Every line of the entries below that mentions "Reichstag" is to be copied out.

[Page transcription dataset items]
=-=-=

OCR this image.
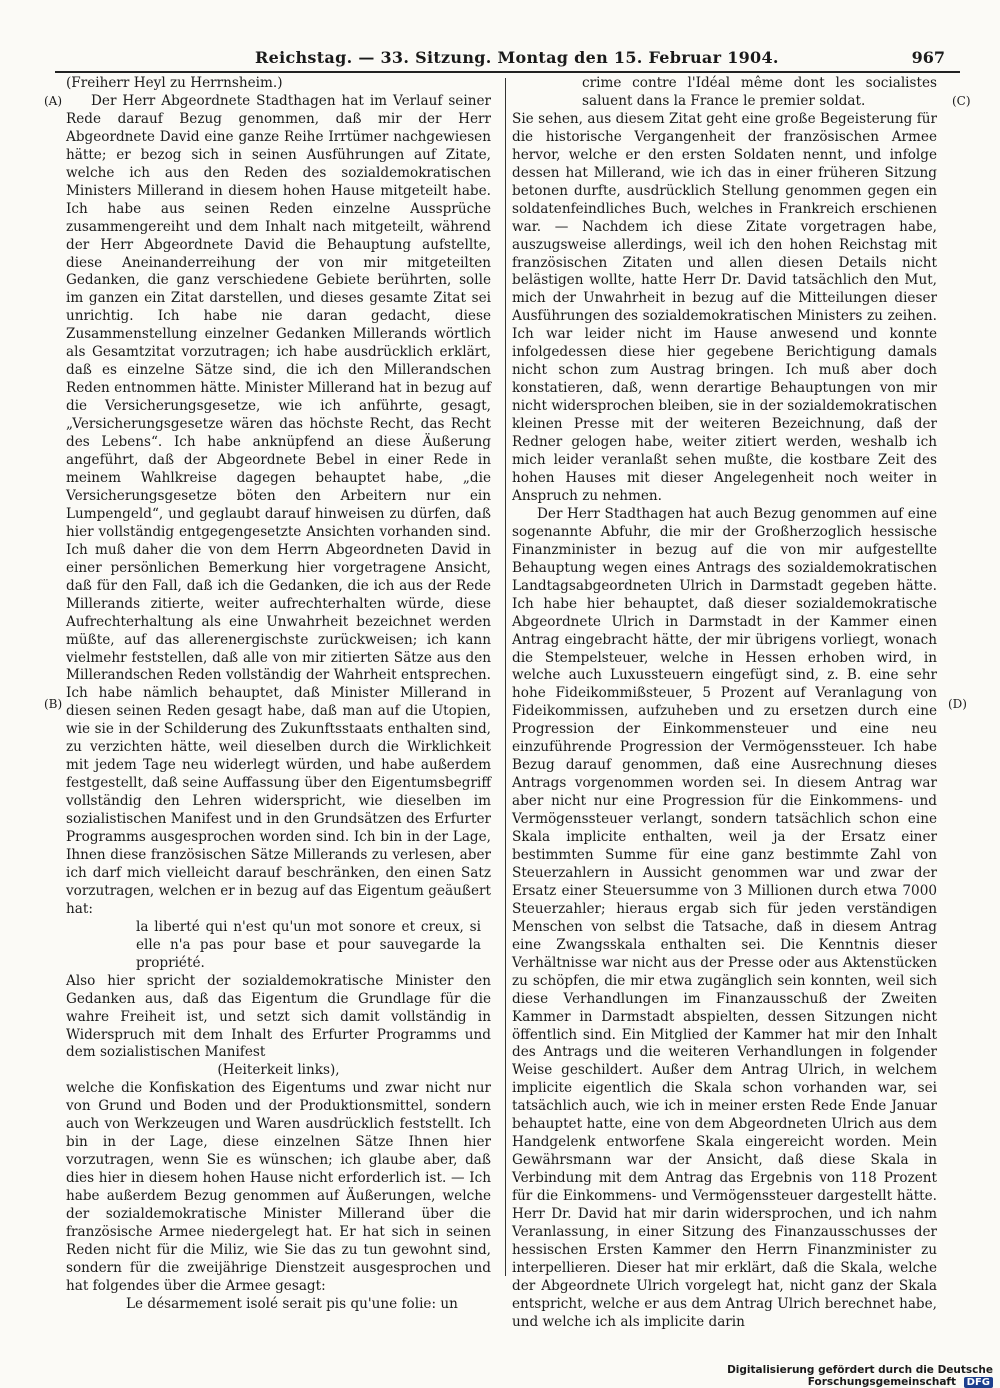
Reichstag. — 33. Sitzung. Montag den 15. Februar 1904.	967
(A)
(B)
(C)
(D)

(Freiherr Heyl zu Herrnsheim.)

Der Herr Abgeordnete Stadthagen hat im Verlauf seiner Rede darauf Bezug genommen, daß mir der Herr Abgeordnete David eine ganze Reihe Irrtümer nachgewiesen hätte; er bezog sich in seinen Ausführungen auf Zitate, welche ich aus den Reden des sozialdemokratischen Ministers Millerand in diesem hohen Hause mitgeteilt habe. Ich habe aus seinen Reden einzelne Aussprüche zusammengereiht und dem Inhalt nach mitgeteilt, während der Herr Abgeordnete David die Behauptung aufstellte, diese Aneinanderreihung der von mir mitgeteilten Gedanken, die ganz verschiedene Gebiete berührten, solle im ganzen ein Zitat darstellen, und dieses gesamte Zitat sei unrichtig. Ich habe nie daran gedacht, diese Zusammenstellung einzelner Gedanken Millerands wörtlich als Gesamtzitat vorzutragen; ich habe ausdrücklich erklärt, daß es einzelne Sätze sind, die ich den Millerandschen Reden entnommen hätte. Minister Millerand hat in bezug auf die Versicherungsgesetze, wie ich anführte, gesagt, „Versicherungsgesetze wären das höchste Recht, das Recht des Lebens“. Ich habe anknüpfend an diese Äußerung angeführt, daß der Abgeordnete Bebel in einer Rede in meinem Wahlkreise dagegen behauptet habe, „die Versicherungsgesetze böten den Arbeitern nur ein Lumpengeld“, und geglaubt darauf hinweisen zu dürfen, daß hier vollständig entgegengesetzte Ansichten vorhanden sind. Ich muß daher die von dem Herrn Abgeordneten David in einer persönlichen Bemerkung hier vorgetragene Ansicht, daß für den Fall, daß ich die Gedanken, die ich aus der Rede Millerands zitierte, weiter aufrechterhalten würde, diese Aufrechterhaltung als eine Unwahrheit bezeichnet werden müßte, auf das allerenergischste zurückweisen; ich kann vielmehr feststellen, daß alle von mir zitierten Sätze aus den Millerandschen Reden vollständig der Wahrheit entsprechen. Ich habe nämlich behauptet, daß Minister Millerand in diesen seinen Reden gesagt habe, daß man auf die Utopien, wie sie in der Schilderung des Zukunftsstaats enthalten sind, zu verzichten hätte, weil dieselben durch die Wirklichkeit mit jedem Tage neu widerlegt würden, und habe außerdem festgestellt, daß seine Auffassung über den Eigentumsbegriff vollständig den Lehren widerspricht, wie dieselben im sozialistischen Manifest und in den Grundsätzen des Erfurter Programms ausgesprochen worden sind. Ich bin in der Lage, Ihnen diese französischen Sätze Millerands zu verlesen, aber ich darf mich vielleicht darauf beschränken, den einen Satz vorzutragen, welchen er in bezug auf das Eigentum geäußert hat:

la liberté qui n'est qu'un mot sonore et creux, si elle n'a pas pour base et pour sauvegarde la propriété.

Also hier spricht der sozialdemokratische Minister den Gedanken aus, daß das Eigentum die Grundlage für die wahre Freiheit ist, und setzt sich damit vollständig in Widerspruch mit dem Inhalt des Erfurter Programms und dem sozialistischen Manifest

(Heiterkeit links),

welche die Konfiskation des Eigentums und zwar nicht nur von Grund und Boden und der Produktionsmittel, sondern auch von Werkzeugen und Waren ausdrücklich feststellt. Ich bin in der Lage, diese einzelnen Sätze Ihnen hier vorzutragen, wenn Sie es wünschen; ich glaube aber, daß dies hier in diesem hohen Hause nicht erforderlich ist. — Ich habe außerdem Bezug genommen auf Äußerungen, welche der sozialdemokratische Minister Millerand über die französische Armee niedergelegt hat. Er hat sich in seinen Reden nicht für die Miliz, wie Sie das zu tun gewohnt sind, sondern für die zweijährige Dienstzeit ausgesprochen und hat folgendes über die Armee gesagt:

Le désarmement isolé serait pis qu'une folie: un

crime contre l'Idéal même dont les socialistes saluent dans la France le premier soldat.

Sie sehen, aus diesem Zitat geht eine große Begeisterung für die historische Vergangenheit der französischen Armee hervor, welche er den ersten Soldaten nennt, und infolge dessen hat Millerand, wie ich das in einer früheren Sitzung betonen durfte, ausdrücklich Stellung genommen gegen ein soldatenfeindliches Buch, welches in Frankreich erschienen war. — Nachdem ich diese Zitate vorgetragen habe, auszugsweise allerdings, weil ich den hohen Reichstag mit französischen Zitaten und allen diesen Details nicht belästigen wollte, hatte Herr Dr. David tatsächlich den Mut, mich der Unwahrheit in bezug auf die Mitteilungen dieser Ausführungen des sozialdemokratischen Ministers zu zeihen. Ich war leider nicht im Hause anwesend und konnte infolgedessen diese hier gegebene Berichtigung damals nicht schon zum Austrag bringen. Ich muß aber doch konstatieren, daß, wenn derartige Behauptungen von mir nicht widersprochen bleiben, sie in der sozialdemokratischen kleinen Presse mit der weiteren Bezeichnung, daß der Redner gelogen habe, weiter zitiert werden, weshalb ich mich leider veranlaßt sehen mußte, die kostbare Zeit des hohen Hauses mit dieser Angelegenheit noch weiter in Anspruch zu nehmen.

Der Herr Stadthagen hat auch Bezug genommen auf eine sogenannte Abfuhr, die mir der Großherzoglich hessische Finanzminister in bezug auf die von mir aufgestellte Behauptung wegen eines Antrags des sozialdemokratischen Landtagsabgeordneten Ulrich in Darmstadt gegeben hätte. Ich habe hier behauptet, daß dieser sozialdemokratische Abgeordnete Ulrich in Darmstadt in der Kammer einen Antrag eingebracht hätte, der mir übrigens vorliegt, wonach die Stempelsteuer, welche in Hessen erhoben wird, in welche auch Luxussteuern eingefügt sind, z. B. eine sehr hohe Fideikommißsteuer, 5 Prozent auf Veranlagung von Fideikommissen, aufzuheben und zu ersetzen durch eine Progression der Einkommensteuer und eine neu einzuführende Progression der Vermögenssteuer. Ich habe Bezug darauf genommen, daß eine Ausrechnung dieses Antrags vorgenommen worden sei. In diesem Antrag war aber nicht nur eine Progression für die Einkommens- und Vermögenssteuer verlangt, sondern tatsächlich schon eine Skala implicite enthalten, weil ja der Ersatz einer bestimmten Summe für eine ganz bestimmte Zahl von Steuerzahlern in Aussicht genommen war und zwar der Ersatz einer Steuersumme von 3 Millionen durch etwa 7000 Steuerzahler; hieraus ergab sich für jeden verständigen Menschen von selbst die Tatsache, daß in diesem Antrag eine Zwangsskala enthalten sei. Die Kenntnis dieser Verhältnisse war nicht aus der Presse oder aus Aktenstücken zu schöpfen, die mir etwa zugänglich sein konnten, weil sich diese Verhandlungen im Finanzausschuß der Zweiten Kammer in Darmstadt abspielten, dessen Sitzungen nicht öffentlich sind. Ein Mitglied der Kammer hat mir den Inhalt des Antrags und die weiteren Verhandlungen in folgender Weise geschildert. Außer dem Antrag Ulrich, in welchem implicite eigentlich die Skala schon vorhanden war, sei tatsächlich auch, wie ich in meiner ersten Rede Ende Januar behauptet hatte, eine von dem Abgeordneten Ulrich aus dem Handgelenk entworfene Skala eingereicht worden. Mein Gewährsmann war der Ansicht, daß diese Skala in Verbindung mit dem Antrag das Ergebnis von 118 Prozent für die Einkommens- und Vermögenssteuer dargestellt hätte. Herr Dr. David hat mir darin widersprochen, und ich nahm Veranlassung, in einer Sitzung des Finanzausschusses der hessischen Ersten Kammer den Herrn Finanzminister zu interpellieren. Dieser hat mir erklärt, daß die Skala, welche der Abgeordnete Ulrich vorgelegt hat, nicht ganz der Skala entspricht, welche er aus dem Antrag Ulrich berechnet habe, und welche ich als implicite darin

Digitalisierung gefördert durch die Deutsche Forschungsgemeinschaft DFG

=-=-=

◆ **EXERCISE RESULT**:
Reichstag. — 33. Sitzung. Montag den 15. Februar 1904.	967
Sie sehen, aus diesem Zitat geht eine große Begeisterung für die historische Vergangenheit der französischen Armee hervor, welche er den ersten Soldaten nennt, und infolge dessen hat Millerand, wie ich das in einer früheren Sitzung betonen durfte, ausdrücklich Stellung genommen gegen ein soldatenfeindliches Buch, welches in Frankreich erschienen war. — Nachdem ich diese Zitate vorgetragen habe, auszugsweise allerdings, weil ich den hohen Reichstag mit französischen Zitaten und allen diesen Details nicht belästigen wollte, hatte Herr Dr. David tatsächlich den Mut, mich der Unwahrheit in bezug auf die Mitteilungen dieser Ausführungen des sozialdemokratischen Ministers zu zeihen. Ich war leider nicht im Hause anwesend und konnte infolgedessen diese hier gegebene Berichtigung damals nicht schon zum Austrag bringen. Ich muß aber doch konstatieren, daß, wenn derartige Behauptungen von mir nicht widersprochen bleiben, sie in der sozialdemokratischen kleinen Presse mit der weiteren Bezeichnung, daß der Redner gelogen habe, weiter zitiert werden, weshalb ich mich leider veranlaßt sehen mußte, die kostbare Zeit des hohen Hauses mit dieser Angelegenheit noch weiter in Anspruch zu nehmen.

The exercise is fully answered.